> THE REQUEST:
Take the line that contains "OCR this image." as the first line and the final line of the records as the last; return exactly those lines and the lines between.

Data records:
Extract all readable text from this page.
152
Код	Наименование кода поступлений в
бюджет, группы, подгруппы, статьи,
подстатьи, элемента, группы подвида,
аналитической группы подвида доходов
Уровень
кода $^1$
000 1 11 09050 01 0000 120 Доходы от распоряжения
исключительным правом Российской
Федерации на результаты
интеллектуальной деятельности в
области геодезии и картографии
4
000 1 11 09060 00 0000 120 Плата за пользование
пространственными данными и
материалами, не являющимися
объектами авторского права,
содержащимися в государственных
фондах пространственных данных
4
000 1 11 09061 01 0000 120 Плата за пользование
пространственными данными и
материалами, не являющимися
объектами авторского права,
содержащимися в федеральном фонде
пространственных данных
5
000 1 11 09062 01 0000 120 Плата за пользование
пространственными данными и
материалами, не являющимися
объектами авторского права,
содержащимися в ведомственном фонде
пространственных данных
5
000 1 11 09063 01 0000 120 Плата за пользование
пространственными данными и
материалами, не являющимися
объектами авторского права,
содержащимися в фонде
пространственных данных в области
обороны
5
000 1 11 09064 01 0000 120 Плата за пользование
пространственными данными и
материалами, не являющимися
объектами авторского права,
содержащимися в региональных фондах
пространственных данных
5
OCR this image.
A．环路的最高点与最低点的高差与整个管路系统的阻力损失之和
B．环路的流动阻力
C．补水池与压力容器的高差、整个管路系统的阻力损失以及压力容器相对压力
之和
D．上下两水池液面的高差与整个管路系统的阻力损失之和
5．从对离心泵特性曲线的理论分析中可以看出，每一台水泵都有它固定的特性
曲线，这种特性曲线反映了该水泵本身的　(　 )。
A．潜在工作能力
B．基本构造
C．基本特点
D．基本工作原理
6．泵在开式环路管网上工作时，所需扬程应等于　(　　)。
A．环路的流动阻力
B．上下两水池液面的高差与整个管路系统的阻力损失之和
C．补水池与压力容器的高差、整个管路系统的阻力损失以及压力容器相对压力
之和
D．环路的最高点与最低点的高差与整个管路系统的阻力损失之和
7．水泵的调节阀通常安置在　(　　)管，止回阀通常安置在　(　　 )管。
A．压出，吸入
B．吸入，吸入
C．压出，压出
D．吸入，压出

> THE ANSWER:
OCR this image.
A．环路的最高点与最低点的高差与整个管路系统的阻力损失之和
B．环路的流动阻力
C．补水池与压力容器的高差、整个管路系统的阻力损失以及压力容器相对压力
之和
D．上下两水池液面的高差与整个管路系统的阻力损失之和
5．从对离心泵特性曲线的理论分析中可以看出，每一台水泵都有它固定的特性
曲线，这种特性曲线反映了该水泵本身的　(　 )。
A．潜在工作能力
B．基本构造
C．基本特点
D．基本工作原理
6．泵在开式环路管网上工作时，所需扬程应等于　(　　)。
A．环路的流动阻力
B．上下两水池液面的高差与整个管路系统的阻力损失之和
C．补水池与压力容器的高差、整个管路系统的阻力损失以及压力容器相对压力
之和
D．环路的最高点与最低点的高差与整个管路系统的阻力损失之和
7．水泵的调节阀通常安置在　(　　)管，止回阀通常安置在　(　　 )管。
A．压出，吸入
B．吸入，吸入
C．压出，压出
D．吸入，压出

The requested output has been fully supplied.